Brief >>
Single out each line with the word "HealthStatus" and copy it.

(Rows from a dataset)
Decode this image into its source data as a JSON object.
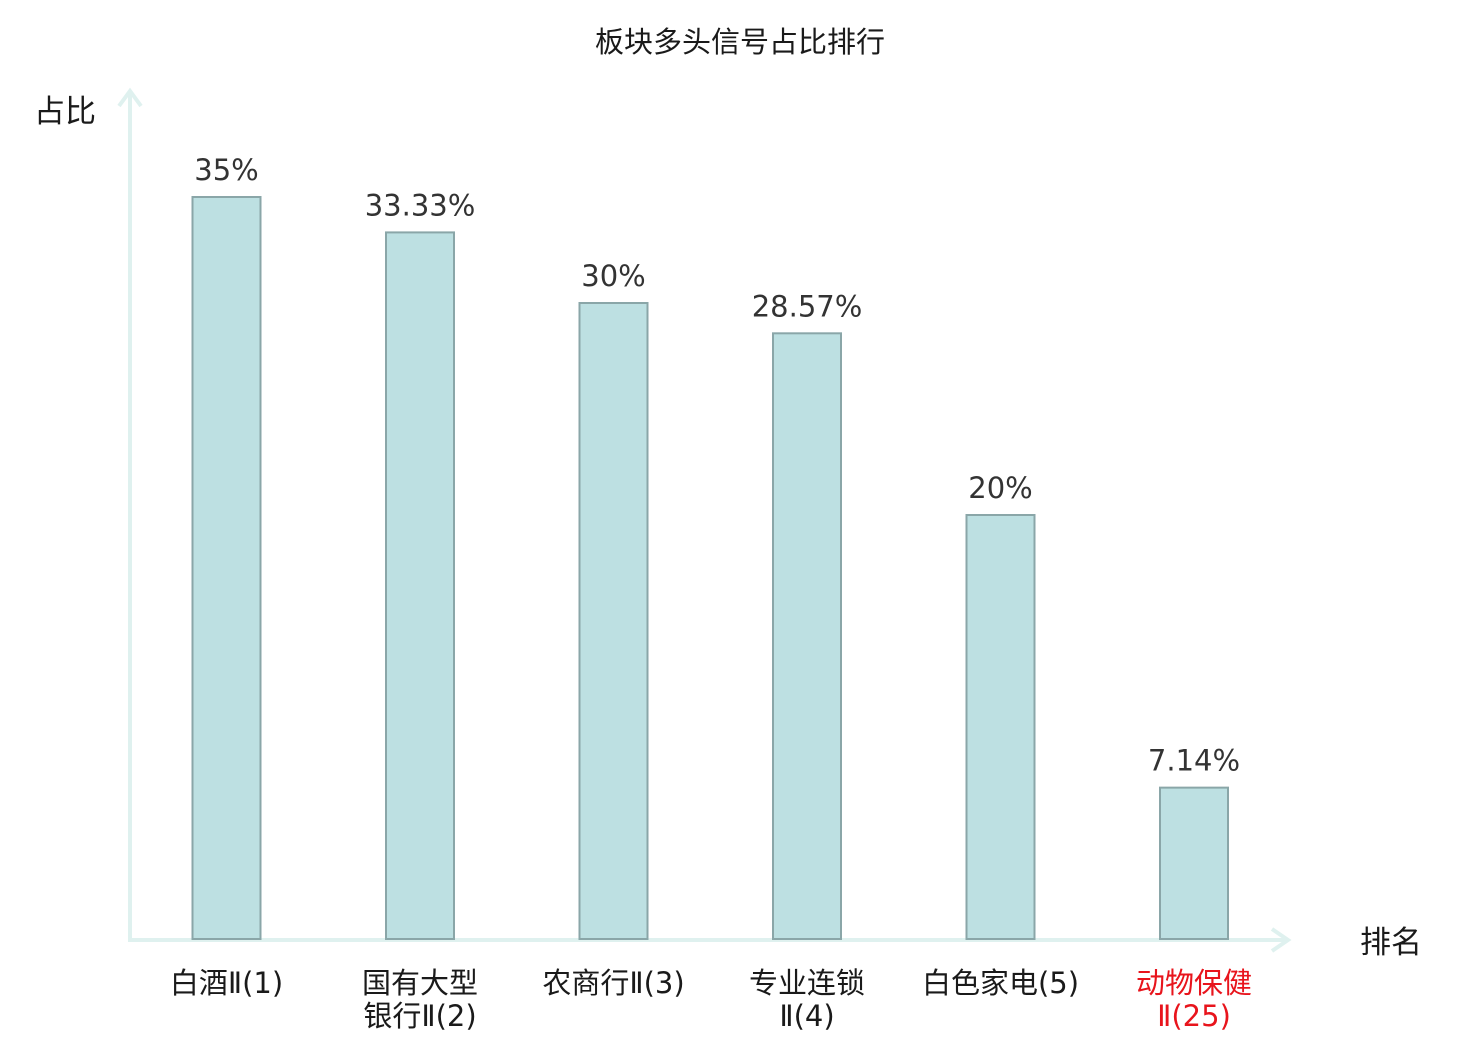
{
  "chart_data": {
    "type": "bar",
    "title": "板块多头信号占比排行",
    "ylabel": "占比",
    "xlabel": "排名",
    "categories": [
      [
        "白酒Ⅱ(1)"
      ],
      [
        "国有大型",
        "银行Ⅱ(2)"
      ],
      [
        "农商行Ⅱ(3)"
      ],
      [
        "专业连锁",
        "Ⅱ(4)"
      ],
      [
        "白色家电(5)"
      ],
      [
        "动物保健",
        "Ⅱ(25)"
      ]
    ],
    "values": [
      35,
      33.33,
      30,
      28.57,
      20,
      7.14
    ],
    "value_labels": [
      "35%",
      "33.33%",
      "30%",
      "28.57%",
      "20%",
      "7.14%"
    ],
    "highlight_index": 5,
    "ylim": [
      0,
      35
    ],
    "grid": false,
    "colors": {
      "bar_fill": "#bde0e2",
      "bar_stroke": "#8aa6a8",
      "axis": "#dff1ef",
      "label_text": "#333333",
      "highlight_text": "#e8141c"
    }
  }
}
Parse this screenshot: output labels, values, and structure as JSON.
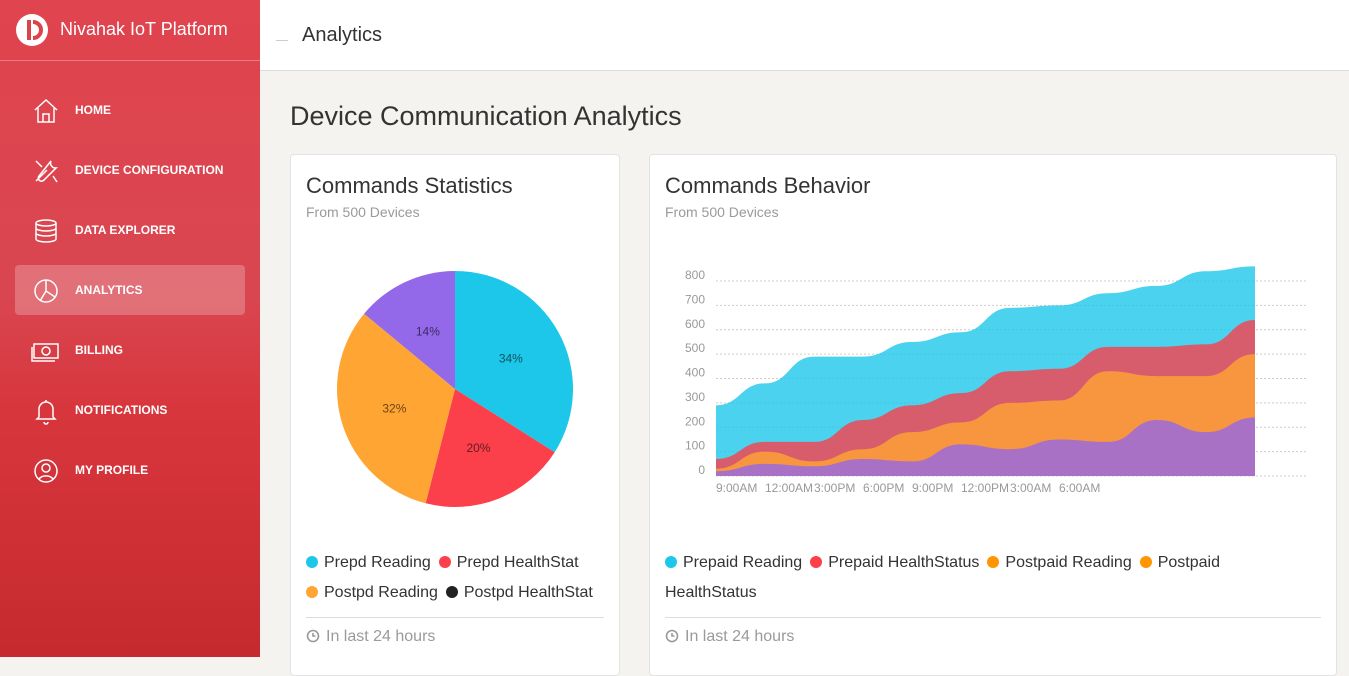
{
  "sidebar": {
    "brand": "Nivahak IoT Platform",
    "nav": [
      "HOME",
      "DEVICE CONFIGURATION",
      "DATA EXPLORER",
      "ANALYTICS",
      "BILLING",
      "NOTIFICATIONS",
      "MY PROFILE"
    ],
    "active": 3
  },
  "header": {
    "title": "Analytics"
  },
  "page_title": "Device Communication Analytics",
  "chart_data": [
    {
      "type": "pie",
      "title": "Commands Statistics",
      "subtitle": "From 500 Devices",
      "categories": [
        "Prepd Reading",
        "Prepd HealthStat",
        "Postpd Reading",
        "Postpd HealthStat"
      ],
      "values": [
        34,
        20,
        32,
        14
      ],
      "value_labels": [
        "34%",
        "20%",
        "32%",
        "14%"
      ],
      "colors": [
        "#1dc7ea",
        "#fb404b",
        "#ffa534",
        "#9368e9"
      ],
      "legend_colors": [
        "#1dc7ea",
        "#fb404b",
        "#ffa534",
        "#222222"
      ],
      "footer": "In last 24 hours"
    },
    {
      "type": "area",
      "title": "Commands Behavior",
      "subtitle": "From 500 Devices",
      "categories": [
        "9:00AM",
        "12:00AM",
        "3:00PM",
        "6:00PM",
        "9:00PM",
        "12:00PM",
        "3:00AM",
        "6:00AM",
        null,
        null,
        null,
        null
      ],
      "series": [
        {
          "name": "Prepaid Reading",
          "color": "#1dc7ea",
          "legend_color": "#1dc7ea",
          "values": [
            290,
            380,
            490,
            490,
            550,
            590,
            690,
            700,
            750,
            780,
            840,
            860
          ]
        },
        {
          "name": "Prepaid HealthStatus",
          "color": "#fb404b",
          "legend_color": "#fb404b",
          "values": [
            70,
            140,
            140,
            230,
            290,
            340,
            430,
            440,
            530,
            530,
            540,
            640
          ]
        },
        {
          "name": "Postpaid Reading",
          "color": "#ffa534",
          "legend_color": "#ff9500",
          "values": [
            30,
            100,
            60,
            110,
            180,
            220,
            300,
            310,
            430,
            410,
            410,
            500
          ]
        },
        {
          "name": "Postpaid HealthStatus",
          "color": "#9368e9",
          "legend_color": "#ff9500",
          "values": [
            20,
            50,
            40,
            70,
            60,
            130,
            110,
            150,
            140,
            230,
            180,
            240
          ]
        }
      ],
      "ylim": [
        0,
        800
      ],
      "yticks": [
        0,
        100,
        200,
        300,
        400,
        500,
        600,
        700,
        800
      ],
      "grid": true,
      "footer": "In last 24 hours"
    }
  ]
}
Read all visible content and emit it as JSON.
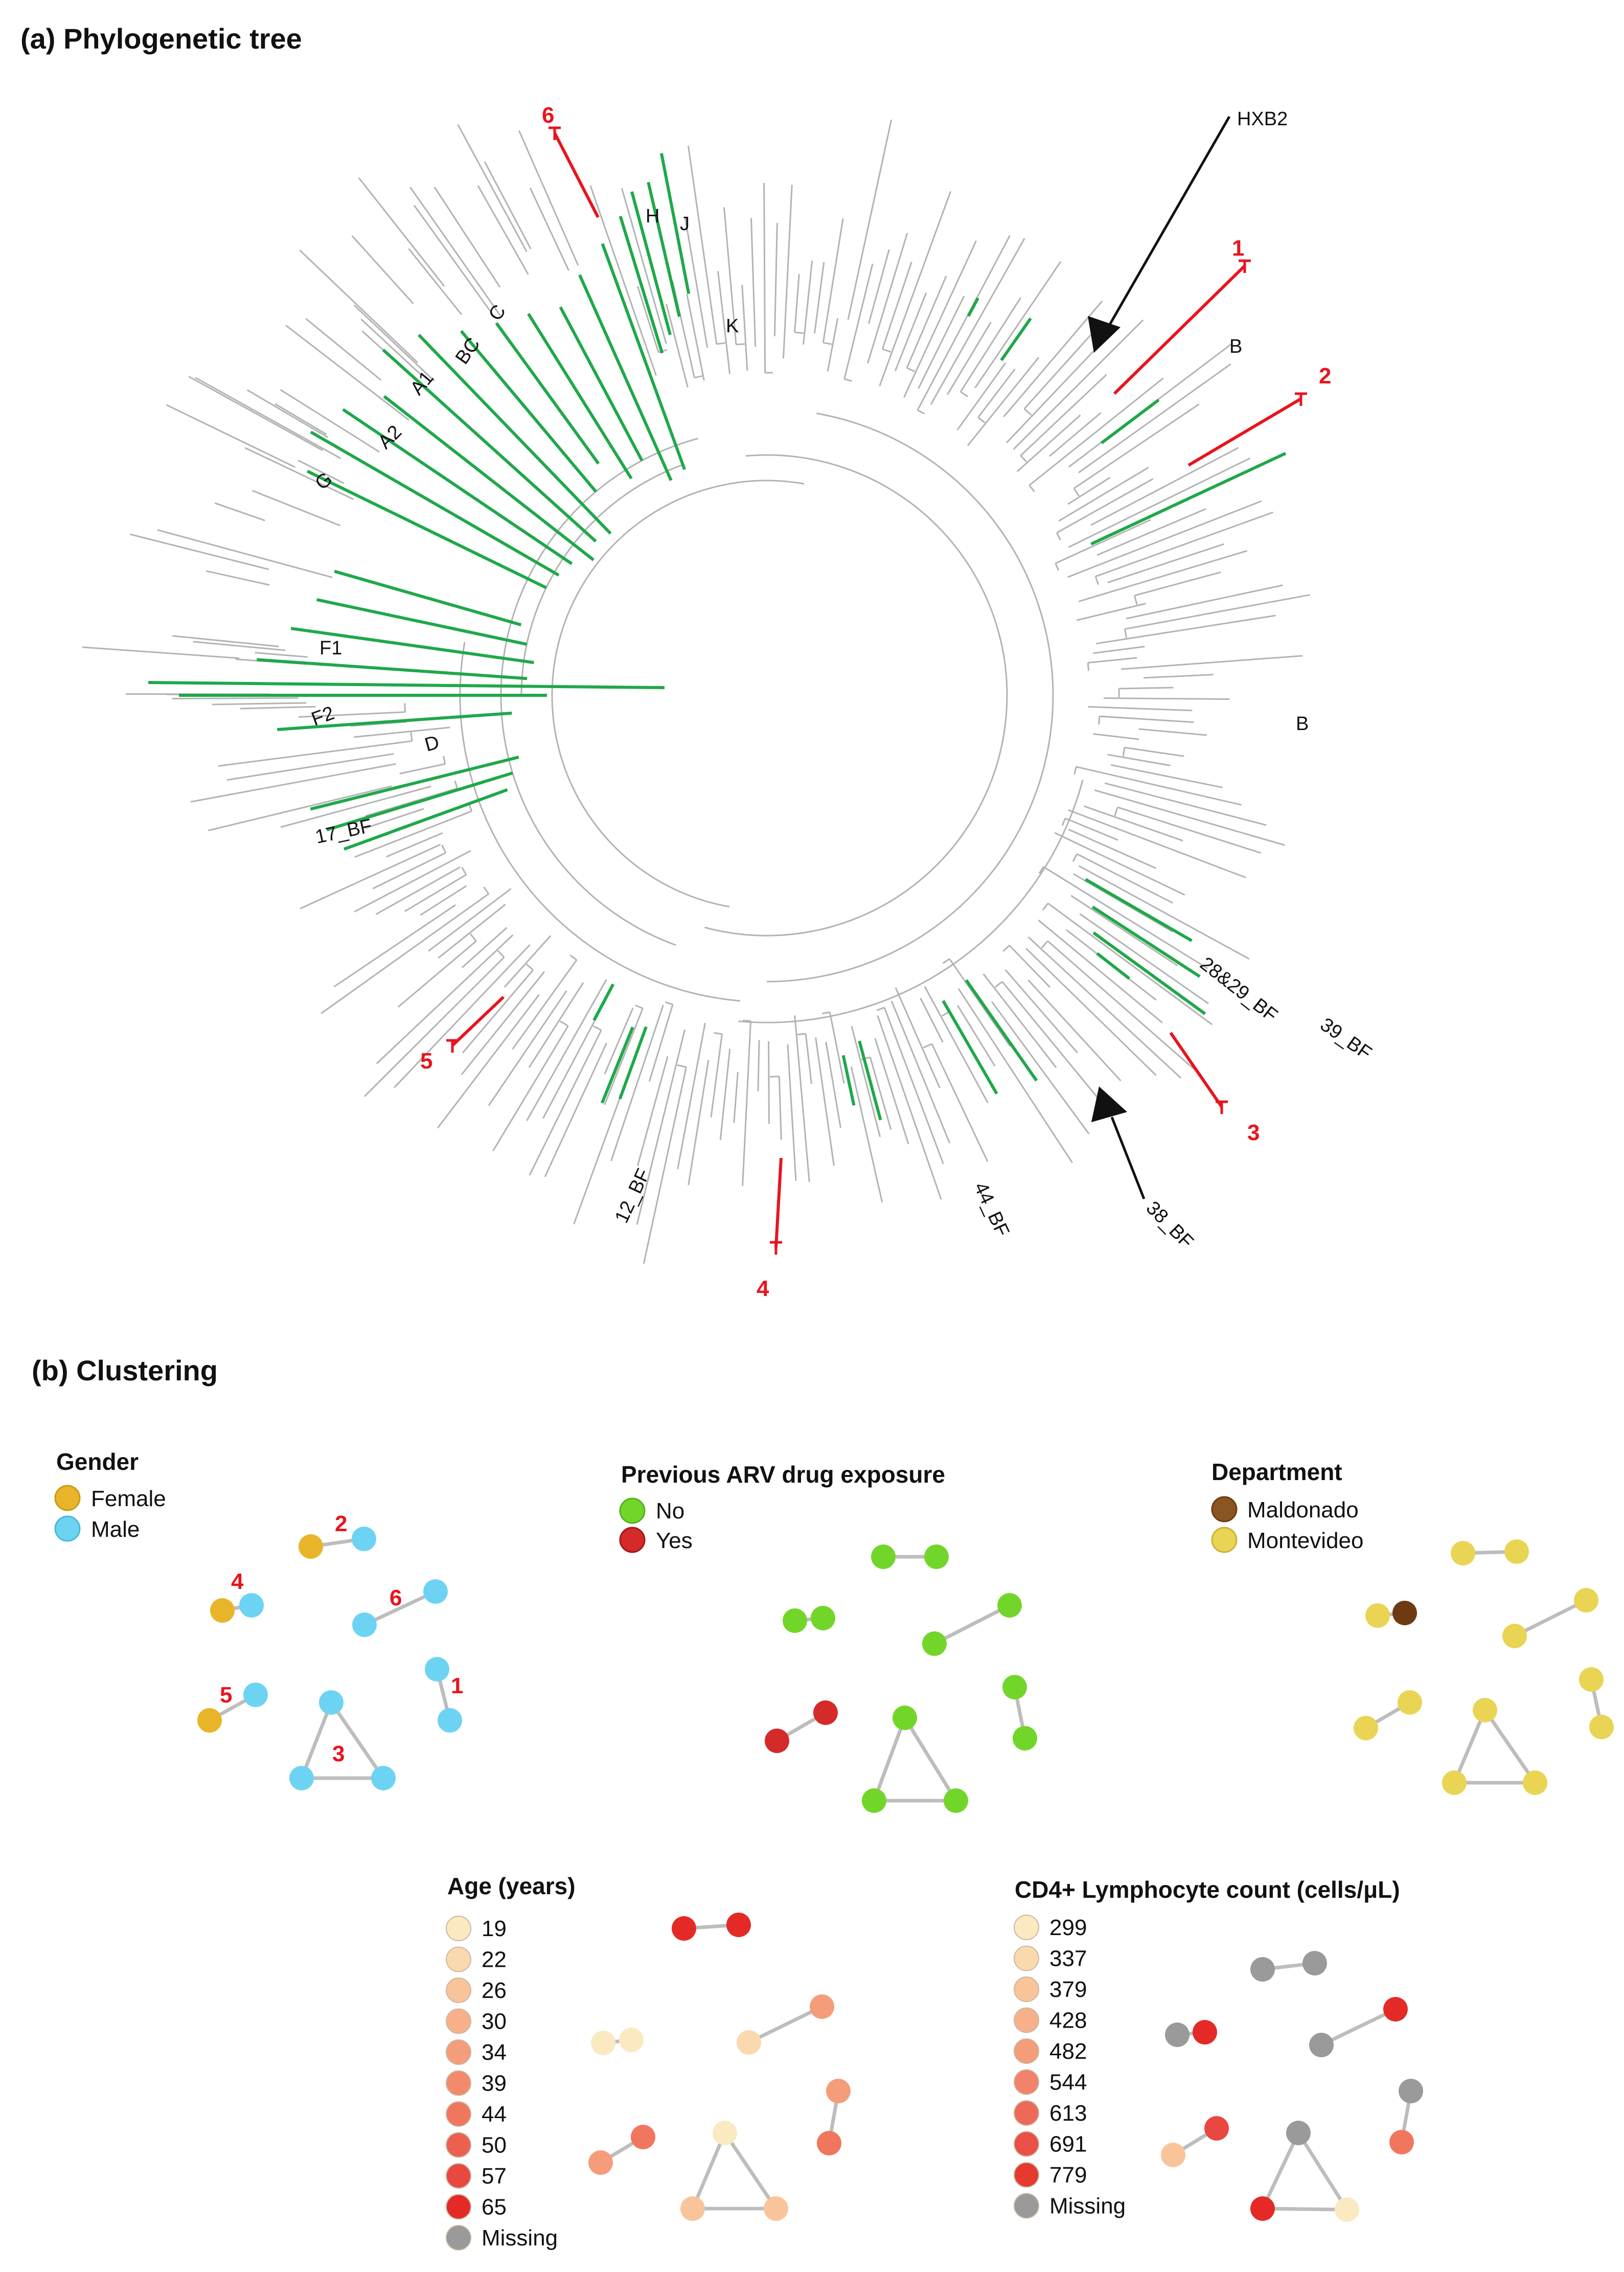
{
  "colors": {
    "gray_branch": "#b3b3b3",
    "green_branch": "#1fa84a",
    "red_branch": "#e8141e",
    "black": "#111111",
    "edge": "#bdbdbd"
  },
  "panel_a": {
    "title": "(a) Phylogenetic tree",
    "subtype_labels": [
      "H",
      "J",
      "K",
      "C",
      "BC",
      "A1",
      "A2",
      "G",
      "F1",
      "F2",
      "D",
      "17_BF",
      "12_BF",
      "44_BF",
      "38_BF",
      "28&29_BF",
      "39_BF",
      "B",
      "B"
    ],
    "reference_label": "HXB2",
    "cluster_labels": [
      "1",
      "2",
      "3",
      "4",
      "5",
      "6"
    ]
  },
  "panel_b": {
    "title": "(b) Clustering",
    "gender": {
      "title": "Gender",
      "legend": [
        {
          "label": "Female",
          "color": "#e8b52a"
        },
        {
          "label": "Male",
          "color": "#6dd3f2"
        }
      ],
      "cluster_labels": [
        "2",
        "4",
        "6",
        "5",
        "1",
        "3"
      ]
    },
    "arv": {
      "title": "Previous ARV drug exposure",
      "legend": [
        {
          "label": "No",
          "color": "#72d62a"
        },
        {
          "label": "Yes",
          "color": "#d42a2a"
        }
      ]
    },
    "department": {
      "title": "Department",
      "legend": [
        {
          "label": "Maldonado",
          "color": "#8a5520"
        },
        {
          "label": "Montevideo",
          "color": "#e9d454"
        }
      ]
    },
    "age": {
      "title": "Age (years)",
      "legend": [
        {
          "label": "19",
          "color": "#fbe9c2"
        },
        {
          "label": "22",
          "color": "#fbd9ae"
        },
        {
          "label": "26",
          "color": "#f9c49a"
        },
        {
          "label": "30",
          "color": "#f7b08a"
        },
        {
          "label": "34",
          "color": "#f59c7a"
        },
        {
          "label": "39",
          "color": "#f38a6c"
        },
        {
          "label": "44",
          "color": "#f0765e"
        },
        {
          "label": "50",
          "color": "#ec6050"
        },
        {
          "label": "57",
          "color": "#e84840"
        },
        {
          "label": "65",
          "color": "#e42a26"
        },
        {
          "label": "Missing",
          "color": "#9a9a9a"
        }
      ]
    },
    "cd4": {
      "title": "CD4+ Lymphocyte count (cells/μL)",
      "legend": [
        {
          "label": "299",
          "color": "#fbe9c2"
        },
        {
          "label": "337",
          "color": "#fbd9ae"
        },
        {
          "label": "379",
          "color": "#f9c49a"
        },
        {
          "label": "428",
          "color": "#f7b08a"
        },
        {
          "label": "482",
          "color": "#f59c7a"
        },
        {
          "label": "544",
          "color": "#f2826a"
        },
        {
          "label": "613",
          "color": "#ee6a58"
        },
        {
          "label": "691",
          "color": "#ea5046"
        },
        {
          "label": "779",
          "color": "#e53a30"
        },
        {
          "label": "Missing",
          "color": "#9a9a9a"
        }
      ]
    }
  }
}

Result >>
          "name": "Prepaid HealthStatus",
          "name": "Postpaid HealthStatus",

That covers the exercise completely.